PROVIDED INFORMATION.

_ _ _ _ _ _ _

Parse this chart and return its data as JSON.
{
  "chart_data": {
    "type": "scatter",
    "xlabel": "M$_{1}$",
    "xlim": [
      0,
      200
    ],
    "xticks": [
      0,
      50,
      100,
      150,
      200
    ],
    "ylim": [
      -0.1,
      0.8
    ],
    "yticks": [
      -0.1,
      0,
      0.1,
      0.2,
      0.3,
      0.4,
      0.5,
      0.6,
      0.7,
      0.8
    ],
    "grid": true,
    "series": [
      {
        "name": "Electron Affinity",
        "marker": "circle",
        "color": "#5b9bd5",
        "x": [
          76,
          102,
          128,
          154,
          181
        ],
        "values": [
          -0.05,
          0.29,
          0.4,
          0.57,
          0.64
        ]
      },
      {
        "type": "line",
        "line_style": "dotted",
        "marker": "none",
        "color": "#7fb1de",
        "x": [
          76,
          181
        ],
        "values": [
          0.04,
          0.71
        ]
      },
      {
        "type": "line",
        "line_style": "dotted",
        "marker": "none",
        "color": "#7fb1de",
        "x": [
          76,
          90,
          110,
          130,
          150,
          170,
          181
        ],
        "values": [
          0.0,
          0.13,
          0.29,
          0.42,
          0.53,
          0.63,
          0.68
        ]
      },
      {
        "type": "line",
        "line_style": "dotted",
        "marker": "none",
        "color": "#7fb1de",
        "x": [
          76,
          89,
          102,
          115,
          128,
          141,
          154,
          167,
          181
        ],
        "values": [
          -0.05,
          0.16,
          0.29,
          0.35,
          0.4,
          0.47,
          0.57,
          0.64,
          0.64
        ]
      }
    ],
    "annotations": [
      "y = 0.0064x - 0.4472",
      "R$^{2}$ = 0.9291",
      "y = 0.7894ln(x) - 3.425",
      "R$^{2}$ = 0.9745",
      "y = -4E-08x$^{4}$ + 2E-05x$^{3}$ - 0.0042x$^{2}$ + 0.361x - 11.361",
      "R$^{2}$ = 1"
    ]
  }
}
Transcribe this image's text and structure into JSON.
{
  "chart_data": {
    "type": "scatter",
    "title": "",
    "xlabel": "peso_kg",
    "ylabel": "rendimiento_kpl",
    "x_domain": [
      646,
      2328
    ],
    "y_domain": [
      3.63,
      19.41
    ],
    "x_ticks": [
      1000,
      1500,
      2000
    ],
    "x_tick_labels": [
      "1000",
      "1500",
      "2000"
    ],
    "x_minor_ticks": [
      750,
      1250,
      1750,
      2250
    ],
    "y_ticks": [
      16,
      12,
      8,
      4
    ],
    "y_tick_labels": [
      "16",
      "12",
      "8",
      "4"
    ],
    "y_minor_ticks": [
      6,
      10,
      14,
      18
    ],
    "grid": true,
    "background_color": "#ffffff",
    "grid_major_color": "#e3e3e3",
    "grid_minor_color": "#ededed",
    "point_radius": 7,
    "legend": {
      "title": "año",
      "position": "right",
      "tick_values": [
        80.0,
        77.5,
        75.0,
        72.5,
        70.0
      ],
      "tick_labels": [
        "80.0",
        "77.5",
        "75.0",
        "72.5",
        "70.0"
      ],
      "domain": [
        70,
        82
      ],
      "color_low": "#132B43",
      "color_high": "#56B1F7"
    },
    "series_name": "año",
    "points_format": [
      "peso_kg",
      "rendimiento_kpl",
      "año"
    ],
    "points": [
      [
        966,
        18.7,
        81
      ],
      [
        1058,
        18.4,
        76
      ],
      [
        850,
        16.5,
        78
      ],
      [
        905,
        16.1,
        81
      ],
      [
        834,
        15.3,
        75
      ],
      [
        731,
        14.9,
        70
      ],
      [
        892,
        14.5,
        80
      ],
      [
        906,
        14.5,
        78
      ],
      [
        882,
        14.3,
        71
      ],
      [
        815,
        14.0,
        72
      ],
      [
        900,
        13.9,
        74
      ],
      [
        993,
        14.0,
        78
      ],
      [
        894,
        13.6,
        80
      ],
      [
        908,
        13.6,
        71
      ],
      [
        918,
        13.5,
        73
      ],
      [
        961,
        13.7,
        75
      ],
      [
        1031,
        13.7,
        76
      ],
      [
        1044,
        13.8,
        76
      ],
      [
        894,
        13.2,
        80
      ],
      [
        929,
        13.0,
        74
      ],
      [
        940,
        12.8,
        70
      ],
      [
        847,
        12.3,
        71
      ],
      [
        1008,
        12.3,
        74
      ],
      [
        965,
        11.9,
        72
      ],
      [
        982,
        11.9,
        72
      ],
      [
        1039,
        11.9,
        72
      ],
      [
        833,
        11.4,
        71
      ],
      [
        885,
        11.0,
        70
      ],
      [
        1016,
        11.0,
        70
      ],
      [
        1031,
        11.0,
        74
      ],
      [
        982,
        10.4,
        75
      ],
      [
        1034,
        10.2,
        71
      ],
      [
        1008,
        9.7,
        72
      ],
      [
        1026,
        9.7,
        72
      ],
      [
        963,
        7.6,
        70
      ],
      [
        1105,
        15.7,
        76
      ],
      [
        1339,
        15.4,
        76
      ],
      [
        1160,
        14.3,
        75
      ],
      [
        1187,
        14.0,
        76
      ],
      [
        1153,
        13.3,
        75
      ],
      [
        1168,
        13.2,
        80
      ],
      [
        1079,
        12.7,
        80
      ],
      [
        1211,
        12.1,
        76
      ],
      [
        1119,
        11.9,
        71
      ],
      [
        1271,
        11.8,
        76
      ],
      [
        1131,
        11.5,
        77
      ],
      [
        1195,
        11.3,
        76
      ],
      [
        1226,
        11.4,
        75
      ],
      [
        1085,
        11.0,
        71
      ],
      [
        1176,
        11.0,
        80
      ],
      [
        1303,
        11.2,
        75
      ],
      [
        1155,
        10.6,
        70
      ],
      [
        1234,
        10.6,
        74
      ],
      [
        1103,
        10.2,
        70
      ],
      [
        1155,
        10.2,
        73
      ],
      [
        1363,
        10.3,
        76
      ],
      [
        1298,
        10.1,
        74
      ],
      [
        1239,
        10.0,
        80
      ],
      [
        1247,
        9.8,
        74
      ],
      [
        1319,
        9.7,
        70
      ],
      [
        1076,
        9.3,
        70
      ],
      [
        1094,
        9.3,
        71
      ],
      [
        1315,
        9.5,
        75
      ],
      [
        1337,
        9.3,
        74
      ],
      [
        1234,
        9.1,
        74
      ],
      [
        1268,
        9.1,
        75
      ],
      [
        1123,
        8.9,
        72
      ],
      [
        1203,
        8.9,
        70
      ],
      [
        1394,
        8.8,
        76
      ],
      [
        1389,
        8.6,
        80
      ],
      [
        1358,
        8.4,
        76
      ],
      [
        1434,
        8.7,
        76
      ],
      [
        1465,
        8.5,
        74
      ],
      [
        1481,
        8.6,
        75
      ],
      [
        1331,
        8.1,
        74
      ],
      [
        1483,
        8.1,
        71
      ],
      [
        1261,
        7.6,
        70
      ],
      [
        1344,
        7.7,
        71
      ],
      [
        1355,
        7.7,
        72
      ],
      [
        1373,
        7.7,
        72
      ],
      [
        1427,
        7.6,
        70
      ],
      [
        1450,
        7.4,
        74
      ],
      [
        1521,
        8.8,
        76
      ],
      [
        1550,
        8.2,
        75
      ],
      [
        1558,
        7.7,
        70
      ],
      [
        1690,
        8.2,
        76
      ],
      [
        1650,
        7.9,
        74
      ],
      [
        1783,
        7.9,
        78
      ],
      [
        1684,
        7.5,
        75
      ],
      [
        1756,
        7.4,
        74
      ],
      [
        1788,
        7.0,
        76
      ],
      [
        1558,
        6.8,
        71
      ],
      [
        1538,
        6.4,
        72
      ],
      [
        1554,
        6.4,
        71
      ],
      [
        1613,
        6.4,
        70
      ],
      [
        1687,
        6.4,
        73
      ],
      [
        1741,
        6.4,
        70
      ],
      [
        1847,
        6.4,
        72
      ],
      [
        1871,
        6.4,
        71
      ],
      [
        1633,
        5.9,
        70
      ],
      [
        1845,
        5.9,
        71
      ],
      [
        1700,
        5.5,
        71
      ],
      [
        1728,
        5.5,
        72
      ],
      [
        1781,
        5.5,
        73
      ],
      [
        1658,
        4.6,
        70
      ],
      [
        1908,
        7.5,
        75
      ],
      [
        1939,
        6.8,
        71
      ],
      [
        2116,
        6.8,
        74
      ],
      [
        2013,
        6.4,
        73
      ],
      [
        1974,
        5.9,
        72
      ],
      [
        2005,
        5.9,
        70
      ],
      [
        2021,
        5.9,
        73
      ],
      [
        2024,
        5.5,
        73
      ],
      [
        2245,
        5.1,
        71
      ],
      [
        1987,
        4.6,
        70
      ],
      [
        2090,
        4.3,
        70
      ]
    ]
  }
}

_ _ _ _ _ _ _

WHAT IS BEING ASKED. Where a line above contains the word "this", copy that line.

SOLUTION TO THE PROBLEM.
Parse this chart and return its data as JSON.
Transcribe this image's text and structure into JSON.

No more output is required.